_EXCERPT_
————

From: Igor Mammedov <imammedo@redhat.com>
To: Dongli Zhang <dongli.zhang@oracle.com>
Cc: "Michael S. Tsirkin" <mst@redhat.com>,
"Rafael J. Wysocki" <rafael@kernel.org>,
linux-kernel@vger.kernel.org, linux-acpi@vger.kernel.org,
linux-pci@vger.kernel.org, lenb@kernel.org, bhelgaas@google.com,
mika.westerberg@linux.intel.com, boris.ostrovsky@oracle.com,
joe.jin@oracle.com, stable@vger.kernel.org,
Fiona Ebner <f.ebner@proxmox.com>,
Thomas Lamprecht <t.lamprecht@proxmox.com>
Subject: Re: [RFC 2/2] PCI: acpiphp: slowdown hotplug if hotplugging multiple devices at a time
Date: Wed, 3 Jan 2024 10:54:58 +0100 [thread overview]
Message-ID: <20240103105458.1f548f33@imammedo.users.ipa.redhat.com> (raw)
In-Reply-To: <a8db0ed6-05f4-7c2d-c63e-5f2976d25a45@oracle.com>
On Wed, 13 Dec 2023 09:09:18 -0800
Dongli Zhang <dongli.zhang@oracle.com> wrote:
> Hi Igor,
>
> On 12/13/23 08:54, Michael S. Tsirkin wrote:
> > On Wed, Dec 13, 2023 at 05:49:39PM +0100, Igor Mammedov wrote:
> >> On Wed, Dec 13, 2023 at 2:08 PM Rafael J. Wysocki <rafael@kernel.org> wrote:
> >>>
> >>> On Wed, Dec 13, 2023 at 1:36 AM Igor Mammedov <imammedo@redhat.com> wrote:
> >>>>
> >>>> previous commit ("PCI: acpiphp: enable slot only if it hasn't been enabled already"
> >>>> introduced a workaround to avoid a race between SCSI_SCAN_ASYNC job and
> >>>> bridge reconfiguration in case of single HBA hotplug.
> >>>> However in virt environment it's possible to pause machine hotplug several
> >>>> HBAs and let machine run. That can hit the same race when 2nd hotplugged
> >>>> HBA will start re-configuring bridge.
> >>>> Do the same thing as SHPC and throttle down hotplug of 2nd and up
> >>>> devices within single hotplug event.

————

_DATA ROWS_
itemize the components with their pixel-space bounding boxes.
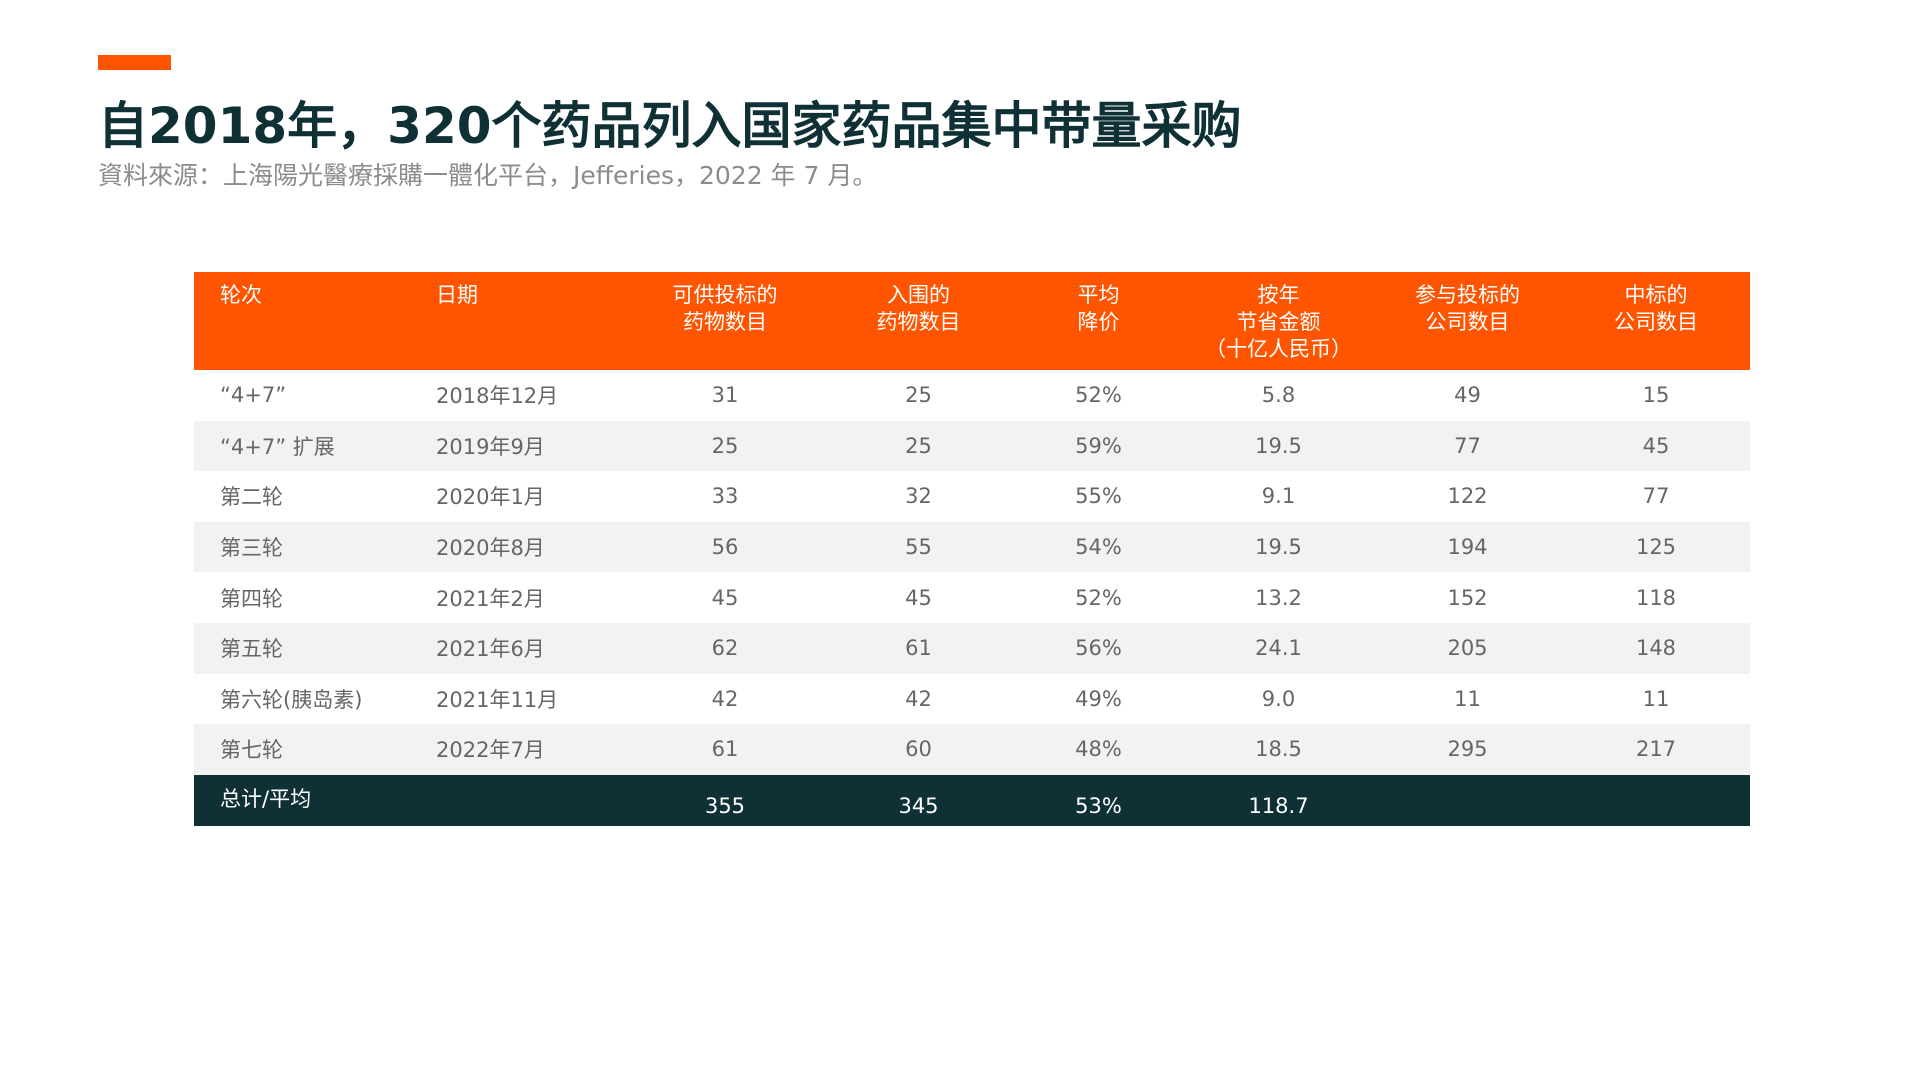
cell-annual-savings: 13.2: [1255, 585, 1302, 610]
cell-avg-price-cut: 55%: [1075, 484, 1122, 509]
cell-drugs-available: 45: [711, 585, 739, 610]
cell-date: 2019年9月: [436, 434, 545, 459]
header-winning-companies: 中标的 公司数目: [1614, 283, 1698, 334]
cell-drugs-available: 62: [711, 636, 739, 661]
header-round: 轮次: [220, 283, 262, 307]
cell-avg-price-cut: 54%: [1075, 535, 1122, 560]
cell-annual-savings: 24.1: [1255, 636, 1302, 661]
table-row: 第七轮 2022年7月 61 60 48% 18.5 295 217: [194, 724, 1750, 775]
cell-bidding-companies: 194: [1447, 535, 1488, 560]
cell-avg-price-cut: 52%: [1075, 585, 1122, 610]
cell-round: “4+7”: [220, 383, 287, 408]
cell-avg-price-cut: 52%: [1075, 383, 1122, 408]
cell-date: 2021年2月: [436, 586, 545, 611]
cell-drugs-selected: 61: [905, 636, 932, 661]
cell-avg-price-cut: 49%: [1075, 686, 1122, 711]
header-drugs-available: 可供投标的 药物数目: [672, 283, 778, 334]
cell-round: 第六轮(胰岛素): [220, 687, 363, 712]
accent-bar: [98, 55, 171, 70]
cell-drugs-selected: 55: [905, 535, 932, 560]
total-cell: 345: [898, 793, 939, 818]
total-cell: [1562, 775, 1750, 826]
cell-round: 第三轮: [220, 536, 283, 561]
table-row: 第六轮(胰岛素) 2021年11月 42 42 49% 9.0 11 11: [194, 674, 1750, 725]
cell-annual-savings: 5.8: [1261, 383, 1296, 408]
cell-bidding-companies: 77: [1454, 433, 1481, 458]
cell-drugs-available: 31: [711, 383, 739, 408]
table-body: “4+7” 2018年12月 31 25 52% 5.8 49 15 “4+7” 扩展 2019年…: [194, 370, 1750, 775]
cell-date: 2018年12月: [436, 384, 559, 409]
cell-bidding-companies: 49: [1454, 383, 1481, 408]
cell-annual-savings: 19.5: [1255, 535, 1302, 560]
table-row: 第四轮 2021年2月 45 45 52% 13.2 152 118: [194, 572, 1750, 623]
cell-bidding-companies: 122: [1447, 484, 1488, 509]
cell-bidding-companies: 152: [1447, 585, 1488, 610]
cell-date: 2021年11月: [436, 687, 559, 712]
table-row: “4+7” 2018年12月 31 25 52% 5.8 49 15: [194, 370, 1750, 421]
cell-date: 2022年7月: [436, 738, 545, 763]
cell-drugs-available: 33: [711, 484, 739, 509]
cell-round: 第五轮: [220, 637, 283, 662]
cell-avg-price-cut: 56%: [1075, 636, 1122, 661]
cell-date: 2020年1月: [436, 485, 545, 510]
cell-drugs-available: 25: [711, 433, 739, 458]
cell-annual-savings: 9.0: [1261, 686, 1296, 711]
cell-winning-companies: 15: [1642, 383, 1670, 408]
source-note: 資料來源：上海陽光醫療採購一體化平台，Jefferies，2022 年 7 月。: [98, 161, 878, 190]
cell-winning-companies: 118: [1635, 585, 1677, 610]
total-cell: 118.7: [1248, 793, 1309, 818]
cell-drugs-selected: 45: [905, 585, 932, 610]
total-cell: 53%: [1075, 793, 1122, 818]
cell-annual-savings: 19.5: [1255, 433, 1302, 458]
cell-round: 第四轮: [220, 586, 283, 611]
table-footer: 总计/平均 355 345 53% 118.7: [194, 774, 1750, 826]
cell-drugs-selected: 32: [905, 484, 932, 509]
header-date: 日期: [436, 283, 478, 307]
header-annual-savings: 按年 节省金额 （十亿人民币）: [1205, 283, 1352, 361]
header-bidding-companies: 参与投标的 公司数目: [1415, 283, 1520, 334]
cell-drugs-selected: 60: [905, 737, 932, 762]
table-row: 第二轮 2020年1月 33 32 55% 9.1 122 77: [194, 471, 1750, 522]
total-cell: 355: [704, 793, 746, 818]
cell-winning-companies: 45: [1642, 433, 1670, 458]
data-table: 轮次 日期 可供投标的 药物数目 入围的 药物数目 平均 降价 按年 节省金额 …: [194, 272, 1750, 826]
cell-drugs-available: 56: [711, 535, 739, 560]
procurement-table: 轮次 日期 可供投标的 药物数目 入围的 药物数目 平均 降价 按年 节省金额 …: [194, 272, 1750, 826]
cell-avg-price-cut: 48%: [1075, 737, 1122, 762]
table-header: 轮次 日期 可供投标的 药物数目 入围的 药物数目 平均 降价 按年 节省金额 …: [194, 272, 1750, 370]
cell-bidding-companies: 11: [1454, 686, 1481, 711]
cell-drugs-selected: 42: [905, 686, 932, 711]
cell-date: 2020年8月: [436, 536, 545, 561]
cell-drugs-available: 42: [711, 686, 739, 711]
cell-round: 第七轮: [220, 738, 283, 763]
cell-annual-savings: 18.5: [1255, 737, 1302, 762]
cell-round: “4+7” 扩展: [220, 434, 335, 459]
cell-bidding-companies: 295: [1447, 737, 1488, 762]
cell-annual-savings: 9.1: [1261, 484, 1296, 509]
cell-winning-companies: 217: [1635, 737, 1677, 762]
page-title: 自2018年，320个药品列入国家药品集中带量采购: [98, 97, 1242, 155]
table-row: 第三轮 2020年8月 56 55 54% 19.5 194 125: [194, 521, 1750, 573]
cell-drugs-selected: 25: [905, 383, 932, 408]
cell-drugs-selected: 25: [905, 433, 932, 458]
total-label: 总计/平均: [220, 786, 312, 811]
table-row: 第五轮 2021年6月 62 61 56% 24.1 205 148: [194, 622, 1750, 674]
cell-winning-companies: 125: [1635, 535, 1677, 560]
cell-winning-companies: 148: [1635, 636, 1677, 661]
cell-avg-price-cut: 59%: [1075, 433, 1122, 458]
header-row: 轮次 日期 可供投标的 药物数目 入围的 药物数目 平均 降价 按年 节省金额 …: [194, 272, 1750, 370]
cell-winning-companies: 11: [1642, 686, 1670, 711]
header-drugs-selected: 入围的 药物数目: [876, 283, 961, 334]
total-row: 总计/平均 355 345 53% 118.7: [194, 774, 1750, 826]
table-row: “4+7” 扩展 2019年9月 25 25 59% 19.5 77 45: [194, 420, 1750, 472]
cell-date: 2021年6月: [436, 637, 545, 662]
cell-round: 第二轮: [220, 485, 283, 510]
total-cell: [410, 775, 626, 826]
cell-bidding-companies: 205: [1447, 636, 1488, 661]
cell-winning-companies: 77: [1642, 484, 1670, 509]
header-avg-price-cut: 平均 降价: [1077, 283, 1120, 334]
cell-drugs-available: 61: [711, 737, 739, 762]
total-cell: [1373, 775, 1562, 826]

————

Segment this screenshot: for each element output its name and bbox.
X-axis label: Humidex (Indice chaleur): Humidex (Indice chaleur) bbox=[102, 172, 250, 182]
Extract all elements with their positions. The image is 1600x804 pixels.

————

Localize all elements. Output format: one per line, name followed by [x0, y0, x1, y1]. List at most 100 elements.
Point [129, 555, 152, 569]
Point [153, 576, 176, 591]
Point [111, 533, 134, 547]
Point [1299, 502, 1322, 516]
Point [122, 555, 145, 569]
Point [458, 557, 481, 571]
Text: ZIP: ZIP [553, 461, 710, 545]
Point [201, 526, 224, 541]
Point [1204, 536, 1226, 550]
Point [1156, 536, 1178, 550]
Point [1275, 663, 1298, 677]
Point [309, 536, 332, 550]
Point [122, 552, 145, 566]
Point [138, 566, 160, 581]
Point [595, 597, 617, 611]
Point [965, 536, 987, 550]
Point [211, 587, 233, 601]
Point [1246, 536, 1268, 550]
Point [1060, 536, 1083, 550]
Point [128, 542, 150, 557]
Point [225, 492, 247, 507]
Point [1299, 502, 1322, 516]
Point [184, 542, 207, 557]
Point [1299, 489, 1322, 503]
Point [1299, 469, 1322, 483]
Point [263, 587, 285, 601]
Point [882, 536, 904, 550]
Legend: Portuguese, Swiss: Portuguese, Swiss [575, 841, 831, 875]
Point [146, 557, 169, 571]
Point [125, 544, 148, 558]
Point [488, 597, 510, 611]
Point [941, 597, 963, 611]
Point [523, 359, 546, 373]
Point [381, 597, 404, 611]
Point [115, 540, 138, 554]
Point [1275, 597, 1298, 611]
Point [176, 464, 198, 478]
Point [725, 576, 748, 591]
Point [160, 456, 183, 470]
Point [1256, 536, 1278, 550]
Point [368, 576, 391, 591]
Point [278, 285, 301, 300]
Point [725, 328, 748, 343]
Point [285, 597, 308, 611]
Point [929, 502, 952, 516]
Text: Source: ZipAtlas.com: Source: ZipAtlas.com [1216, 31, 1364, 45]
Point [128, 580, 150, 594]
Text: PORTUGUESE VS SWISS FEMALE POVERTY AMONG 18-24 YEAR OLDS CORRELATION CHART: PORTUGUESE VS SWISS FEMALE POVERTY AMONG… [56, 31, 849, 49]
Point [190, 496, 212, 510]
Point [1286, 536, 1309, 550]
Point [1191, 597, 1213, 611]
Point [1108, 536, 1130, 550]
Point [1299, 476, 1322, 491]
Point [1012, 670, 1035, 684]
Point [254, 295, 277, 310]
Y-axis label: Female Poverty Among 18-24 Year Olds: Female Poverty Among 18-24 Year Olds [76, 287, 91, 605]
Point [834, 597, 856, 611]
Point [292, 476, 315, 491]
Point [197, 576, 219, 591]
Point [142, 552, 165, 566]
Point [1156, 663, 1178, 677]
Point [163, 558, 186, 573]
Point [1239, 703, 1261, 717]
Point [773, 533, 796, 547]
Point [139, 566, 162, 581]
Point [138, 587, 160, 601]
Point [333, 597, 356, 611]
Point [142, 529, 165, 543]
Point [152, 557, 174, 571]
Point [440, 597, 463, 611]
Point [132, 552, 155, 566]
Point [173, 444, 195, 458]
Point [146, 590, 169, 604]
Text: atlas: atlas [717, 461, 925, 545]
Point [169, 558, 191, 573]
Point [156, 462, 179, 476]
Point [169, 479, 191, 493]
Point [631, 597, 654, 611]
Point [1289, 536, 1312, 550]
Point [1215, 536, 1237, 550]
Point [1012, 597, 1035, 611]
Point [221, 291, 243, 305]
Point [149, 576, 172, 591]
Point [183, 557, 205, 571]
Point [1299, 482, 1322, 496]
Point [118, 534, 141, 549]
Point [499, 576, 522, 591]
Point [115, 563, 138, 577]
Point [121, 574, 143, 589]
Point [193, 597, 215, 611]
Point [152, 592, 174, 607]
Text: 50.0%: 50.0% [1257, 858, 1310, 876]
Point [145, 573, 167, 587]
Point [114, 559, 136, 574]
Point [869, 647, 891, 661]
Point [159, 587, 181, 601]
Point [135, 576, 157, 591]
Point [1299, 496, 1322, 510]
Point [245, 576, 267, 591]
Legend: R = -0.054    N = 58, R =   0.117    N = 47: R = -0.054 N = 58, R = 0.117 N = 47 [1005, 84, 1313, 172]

————

_PROBLEM TO WORK ON_
Reproduce word for word the part of the PCI hotplug email from "In-Reply-To: <a8db0ed6-05f4-7c2d-c63e-5f2976d25a45@oracle.com>" up to and including "single HBA hotplug.".

_TASK OUTPUT_
In-Reply-To: <a8db0ed6-05f4-7c2d-c63e-5f2976d25a45@oracle.com>
On Wed, 13 Dec 2023 09:09:18 -0800
Dongli Zhang <dongli.zhang@oracle.com> wrote:
> Hi Igor,
>
> On 12/13/23 08:54, Michael S. Tsirkin wrote:
> > On Wed, Dec 13, 2023 at 05:49:39PM +0100, Igor Mammedov wrote:
> >> On Wed, Dec 13, 2023 at 2:08 PM Rafael J. Wysocki <rafael@kernel.org> wrote:
> >>>
> >>> On Wed, Dec 13, 2023 at 1:36 AM Igor Mammedov <imammedo@redhat.com> wrote:
> >>>>
> >>>> previous commit ("PCI: acpiphp: enable slot only if it hasn't been enabled already"
> >>>> introduced a workaround to avoid a race between SCSI_SCAN_ASYNC job and
> >>>> bridge reconfiguration in case of single HBA hotplug.